What is being asked:
All of the data should be output character for character, except the pictures.
-- BEGIN --
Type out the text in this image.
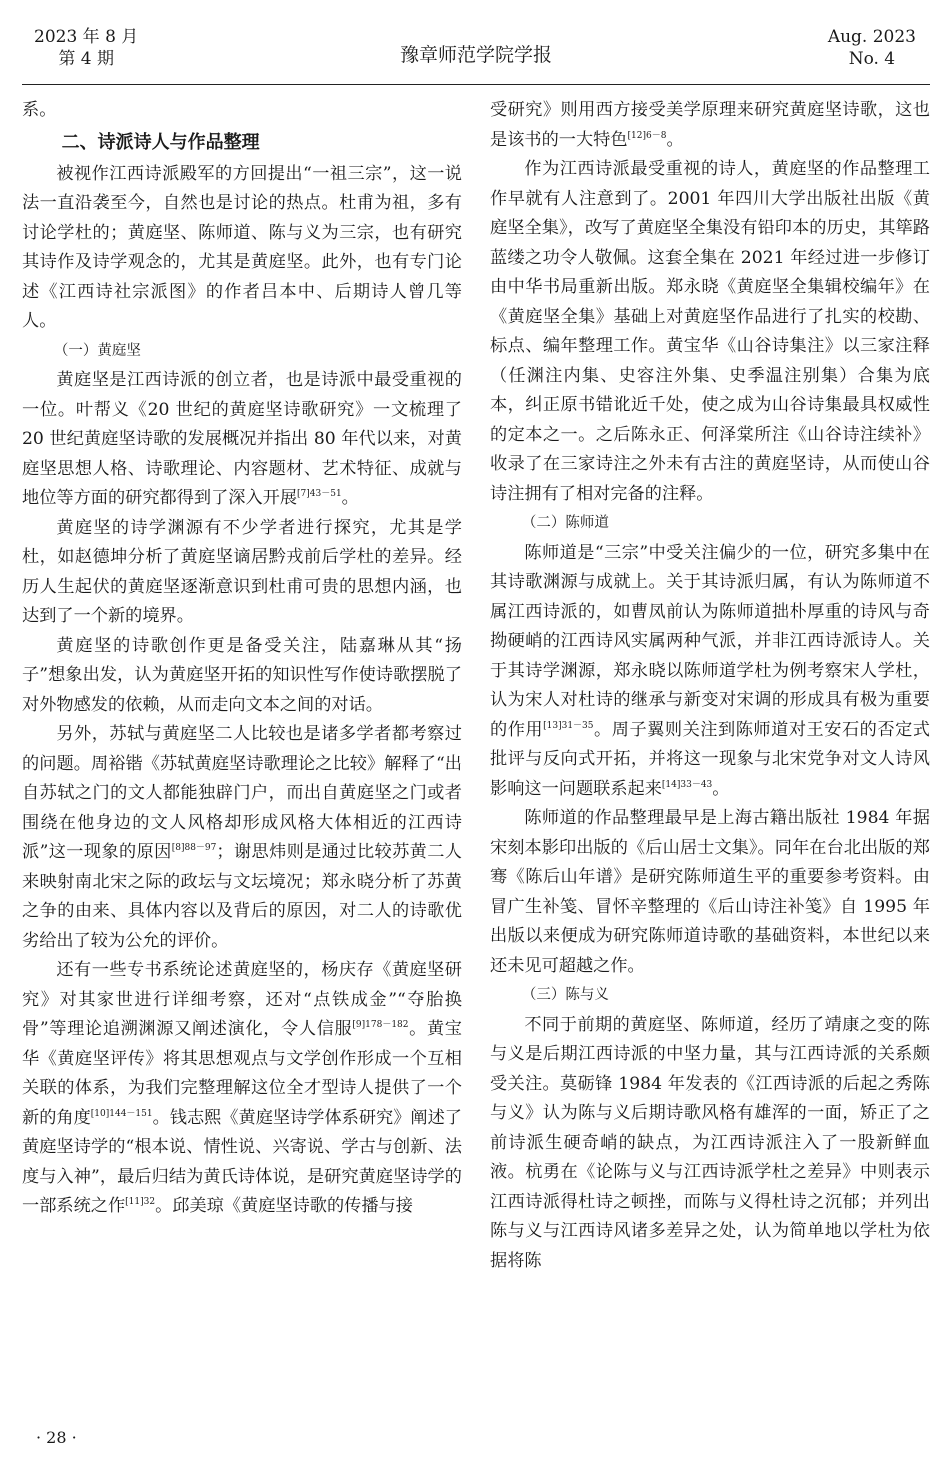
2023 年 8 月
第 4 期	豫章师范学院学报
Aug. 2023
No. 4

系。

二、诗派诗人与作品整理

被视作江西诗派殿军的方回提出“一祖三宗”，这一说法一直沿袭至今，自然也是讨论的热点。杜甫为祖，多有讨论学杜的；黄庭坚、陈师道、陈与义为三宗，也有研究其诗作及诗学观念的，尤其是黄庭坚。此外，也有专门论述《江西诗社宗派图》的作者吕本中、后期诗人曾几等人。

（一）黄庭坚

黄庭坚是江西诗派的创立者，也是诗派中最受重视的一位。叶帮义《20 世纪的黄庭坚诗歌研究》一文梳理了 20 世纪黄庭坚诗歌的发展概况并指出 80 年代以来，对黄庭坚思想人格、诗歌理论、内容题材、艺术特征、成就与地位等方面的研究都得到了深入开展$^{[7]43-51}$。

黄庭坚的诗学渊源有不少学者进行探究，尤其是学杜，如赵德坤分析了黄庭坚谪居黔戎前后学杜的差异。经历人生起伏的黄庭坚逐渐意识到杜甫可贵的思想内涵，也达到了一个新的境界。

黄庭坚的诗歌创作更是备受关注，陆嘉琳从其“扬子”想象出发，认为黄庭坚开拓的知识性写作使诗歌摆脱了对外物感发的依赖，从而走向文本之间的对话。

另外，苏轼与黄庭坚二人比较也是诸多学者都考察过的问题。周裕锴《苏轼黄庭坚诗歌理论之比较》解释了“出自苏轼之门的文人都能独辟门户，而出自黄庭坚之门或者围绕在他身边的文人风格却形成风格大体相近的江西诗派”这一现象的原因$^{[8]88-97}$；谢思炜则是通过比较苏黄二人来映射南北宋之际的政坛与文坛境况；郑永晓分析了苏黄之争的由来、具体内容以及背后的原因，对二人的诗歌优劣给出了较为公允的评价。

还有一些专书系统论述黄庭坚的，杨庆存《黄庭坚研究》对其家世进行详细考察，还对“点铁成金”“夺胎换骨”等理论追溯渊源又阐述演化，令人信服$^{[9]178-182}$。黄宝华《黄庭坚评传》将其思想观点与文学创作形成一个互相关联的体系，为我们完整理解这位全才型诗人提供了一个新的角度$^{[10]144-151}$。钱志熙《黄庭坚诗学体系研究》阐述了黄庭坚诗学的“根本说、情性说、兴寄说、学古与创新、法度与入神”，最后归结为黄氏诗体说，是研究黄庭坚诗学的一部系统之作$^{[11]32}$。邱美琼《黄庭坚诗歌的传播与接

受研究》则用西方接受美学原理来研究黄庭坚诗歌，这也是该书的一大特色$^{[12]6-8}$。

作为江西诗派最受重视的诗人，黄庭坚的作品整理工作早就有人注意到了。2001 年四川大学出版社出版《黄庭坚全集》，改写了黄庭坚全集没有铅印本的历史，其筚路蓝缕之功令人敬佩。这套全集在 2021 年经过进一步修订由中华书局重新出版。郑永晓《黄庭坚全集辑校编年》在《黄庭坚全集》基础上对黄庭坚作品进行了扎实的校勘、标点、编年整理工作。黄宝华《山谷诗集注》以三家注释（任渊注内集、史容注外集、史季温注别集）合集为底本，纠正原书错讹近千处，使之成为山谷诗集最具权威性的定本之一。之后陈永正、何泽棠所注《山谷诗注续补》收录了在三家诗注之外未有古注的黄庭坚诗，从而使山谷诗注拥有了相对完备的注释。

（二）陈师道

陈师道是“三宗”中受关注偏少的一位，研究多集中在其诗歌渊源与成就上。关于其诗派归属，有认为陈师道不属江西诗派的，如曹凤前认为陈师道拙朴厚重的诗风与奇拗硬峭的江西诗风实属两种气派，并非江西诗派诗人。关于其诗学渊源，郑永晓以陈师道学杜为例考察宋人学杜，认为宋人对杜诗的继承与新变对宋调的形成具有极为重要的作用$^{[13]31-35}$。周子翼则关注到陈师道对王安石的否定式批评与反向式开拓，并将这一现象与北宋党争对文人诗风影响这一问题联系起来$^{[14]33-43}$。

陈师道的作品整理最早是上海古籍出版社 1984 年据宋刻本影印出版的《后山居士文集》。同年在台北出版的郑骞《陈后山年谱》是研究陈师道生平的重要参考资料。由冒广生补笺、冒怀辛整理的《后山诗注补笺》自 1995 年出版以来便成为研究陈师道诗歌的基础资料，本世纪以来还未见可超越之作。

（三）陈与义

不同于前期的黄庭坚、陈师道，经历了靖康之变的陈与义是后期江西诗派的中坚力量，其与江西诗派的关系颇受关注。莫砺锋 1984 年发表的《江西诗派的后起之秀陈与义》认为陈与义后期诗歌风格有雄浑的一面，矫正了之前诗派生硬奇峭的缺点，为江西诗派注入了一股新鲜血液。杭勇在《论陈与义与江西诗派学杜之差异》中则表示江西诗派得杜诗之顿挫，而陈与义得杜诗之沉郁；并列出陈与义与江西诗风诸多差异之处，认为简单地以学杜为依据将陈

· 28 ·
-- END --
Worked solution:
Type out the text in this image.
2023 年 8 月
第 4 期	豫章师范学院学报
Aug. 2023
No. 4

系。

二、诗派诗人与作品整理

被视作江西诗派殿军的方回提出“一祖三宗”，这一说法一直沿袭至今，自然也是讨论的热点。杜甫为祖，多有讨论学杜的；黄庭坚、陈师道、陈与义为三宗，也有研究其诗作及诗学观念的，尤其是黄庭坚。此外，也有专门论述《江西诗社宗派图》的作者吕本中、后期诗人曾几等人。

（一）黄庭坚

黄庭坚是江西诗派的创立者，也是诗派中最受重视的一位。叶帮义《20 世纪的黄庭坚诗歌研究》一文梳理了 20 世纪黄庭坚诗歌的发展概况并指出 80 年代以来，对黄庭坚思想人格、诗歌理论、内容题材、艺术特征、成就与地位等方面的研究都得到了深入开展$^{[7]43-51}$。

黄庭坚的诗学渊源有不少学者进行探究，尤其是学杜，如赵德坤分析了黄庭坚谪居黔戎前后学杜的差异。经历人生起伏的黄庭坚逐渐意识到杜甫可贵的思想内涵，也达到了一个新的境界。

黄庭坚的诗歌创作更是备受关注，陆嘉琳从其“扬子”想象出发，认为黄庭坚开拓的知识性写作使诗歌摆脱了对外物感发的依赖，从而走向文本之间的对话。

另外，苏轼与黄庭坚二人比较也是诸多学者都考察过的问题。周裕锴《苏轼黄庭坚诗歌理论之比较》解释了“出自苏轼之门的文人都能独辟门户，而出自黄庭坚之门或者围绕在他身边的文人风格却形成风格大体相近的江西诗派”这一现象的原因$^{[8]88-97}$；谢思炜则是通过比较苏黄二人来映射南北宋之际的政坛与文坛境况；郑永晓分析了苏黄之争的由来、具体内容以及背后的原因，对二人的诗歌优劣给出了较为公允的评价。

还有一些专书系统论述黄庭坚的，杨庆存《黄庭坚研究》对其家世进行详细考察，还对“点铁成金”“夺胎换骨”等理论追溯渊源又阐述演化，令人信服$^{[9]178-182}$。黄宝华《黄庭坚评传》将其思想观点与文学创作形成一个互相关联的体系，为我们完整理解这位全才型诗人提供了一个新的角度$^{[10]144-151}$。钱志熙《黄庭坚诗学体系研究》阐述了黄庭坚诗学的“根本说、情性说、兴寄说、学古与创新、法度与入神”，最后归结为黄氏诗体说，是研究黄庭坚诗学的一部系统之作$^{[11]32}$。邱美琼《黄庭坚诗歌的传播与接

受研究》则用西方接受美学原理来研究黄庭坚诗歌，这也是该书的一大特色$^{[12]6-8}$。

作为江西诗派最受重视的诗人，黄庭坚的作品整理工作早就有人注意到了。2001 年四川大学出版社出版《黄庭坚全集》，改写了黄庭坚全集没有铅印本的历史，其筚路蓝缕之功令人敬佩。这套全集在 2021 年经过进一步修订由中华书局重新出版。郑永晓《黄庭坚全集辑校编年》在《黄庭坚全集》基础上对黄庭坚作品进行了扎实的校勘、标点、编年整理工作。黄宝华《山谷诗集注》以三家注释（任渊注内集、史容注外集、史季温注别集）合集为底本，纠正原书错讹近千处，使之成为山谷诗集最具权威性的定本之一。之后陈永正、何泽棠所注《山谷诗注续补》收录了在三家诗注之外未有古注的黄庭坚诗，从而使山谷诗注拥有了相对完备的注释。

（二）陈师道

陈师道是“三宗”中受关注偏少的一位，研究多集中在其诗歌渊源与成就上。关于其诗派归属，有认为陈师道不属江西诗派的，如曹凤前认为陈师道拙朴厚重的诗风与奇拗硬峭的江西诗风实属两种气派，并非江西诗派诗人。关于其诗学渊源，郑永晓以陈师道学杜为例考察宋人学杜，认为宋人对杜诗的继承与新变对宋调的形成具有极为重要的作用$^{[13]31-35}$。周子翼则关注到陈师道对王安石的否定式批评与反向式开拓，并将这一现象与北宋党争对文人诗风影响这一问题联系起来$^{[14]33-43}$。

陈师道的作品整理最早是上海古籍出版社 1984 年据宋刻本影印出版的《后山居士文集》。同年在台北出版的郑骞《陈后山年谱》是研究陈师道生平的重要参考资料。由冒广生补笺、冒怀辛整理的《后山诗注补笺》自 1995 年出版以来便成为研究陈师道诗歌的基础资料，本世纪以来还未见可超越之作。

（三）陈与义

不同于前期的黄庭坚、陈师道，经历了靖康之变的陈与义是后期江西诗派的中坚力量，其与江西诗派的关系颇受关注。莫砺锋 1984 年发表的《江西诗派的后起之秀陈与义》认为陈与义后期诗歌风格有雄浑的一面，矫正了之前诗派生硬奇峭的缺点，为江西诗派注入了一股新鲜血液。杭勇在《论陈与义与江西诗派学杜之差异》中则表示江西诗派得杜诗之顿挫，而陈与义得杜诗之沉郁；并列出陈与义与江西诗风诸多差异之处，认为简单地以学杜为依据将陈

· 28 ·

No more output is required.